Problem statement: What follows is a listing. Return every line of it exactly.

::::

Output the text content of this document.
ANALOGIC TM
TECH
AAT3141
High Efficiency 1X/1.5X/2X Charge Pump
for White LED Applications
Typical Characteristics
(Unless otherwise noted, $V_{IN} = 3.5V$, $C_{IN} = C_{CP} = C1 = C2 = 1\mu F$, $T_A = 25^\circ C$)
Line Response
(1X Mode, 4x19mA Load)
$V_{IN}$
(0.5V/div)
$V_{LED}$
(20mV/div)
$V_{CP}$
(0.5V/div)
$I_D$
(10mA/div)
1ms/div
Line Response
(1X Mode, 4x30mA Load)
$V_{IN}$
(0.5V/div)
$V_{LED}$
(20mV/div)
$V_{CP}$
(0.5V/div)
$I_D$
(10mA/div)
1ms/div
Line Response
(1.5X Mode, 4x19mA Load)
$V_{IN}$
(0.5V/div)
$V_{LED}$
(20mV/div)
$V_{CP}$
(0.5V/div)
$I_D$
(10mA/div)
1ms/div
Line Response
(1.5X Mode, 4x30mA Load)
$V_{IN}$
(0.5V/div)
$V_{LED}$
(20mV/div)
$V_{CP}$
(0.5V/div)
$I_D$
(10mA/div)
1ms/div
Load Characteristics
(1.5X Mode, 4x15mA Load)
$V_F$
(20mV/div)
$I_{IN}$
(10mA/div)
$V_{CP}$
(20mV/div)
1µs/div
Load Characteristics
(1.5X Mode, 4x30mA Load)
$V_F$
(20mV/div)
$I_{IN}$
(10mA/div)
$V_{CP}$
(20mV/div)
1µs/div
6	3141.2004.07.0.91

::::

Result of the exercise:
Output the text content of this document.
ANALOGIC TM
TECH
AAT3141
High Efficiency 1X/1.5X/2X Charge Pump
for White LED Applications
Typical Characteristics
(Unless otherwise noted, $V_{IN} = 3.5V$, $C_{IN} = C_{CP} = C1 = C2 = 1\mu F$, $T_A = 25^\circ C$)
Line Response
(1X Mode, 4x19mA Load)
$V_{IN}$
(0.5V/div)
$V_{LED}$
(20mV/div)
$V_{CP}$
(0.5V/div)
$I_D$
(10mA/div)
1ms/div
Line Response
(1X Mode, 4x30mA Load)
$V_{IN}$
(0.5V/div)
$V_{LED}$
(20mV/div)
$V_{CP}$
(0.5V/div)
$I_D$
(10mA/div)
1ms/div
Line Response
(1.5X Mode, 4x19mA Load)
$V_{IN}$
(0.5V/div)
$V_{LED}$
(20mV/div)
$V_{CP}$
(0.5V/div)
$I_D$
(10mA/div)
1ms/div
Line Response
(1.5X Mode, 4x30mA Load)
$V_{IN}$
(0.5V/div)
$V_{LED}$
(20mV/div)
$V_{CP}$
(0.5V/div)
$I_D$
(10mA/div)
1ms/div
Load Characteristics
(1.5X Mode, 4x15mA Load)
$V_F$
(20mV/div)
$I_{IN}$
(10mA/div)
$V_{CP}$
(20mV/div)
1µs/div
Load Characteristics
(1.5X Mode, 4x30mA Load)
$V_F$
(20mV/div)
$I_{IN}$
(10mA/div)
$V_{CP}$
(20mV/div)
1µs/div
6	3141.2004.07.0.91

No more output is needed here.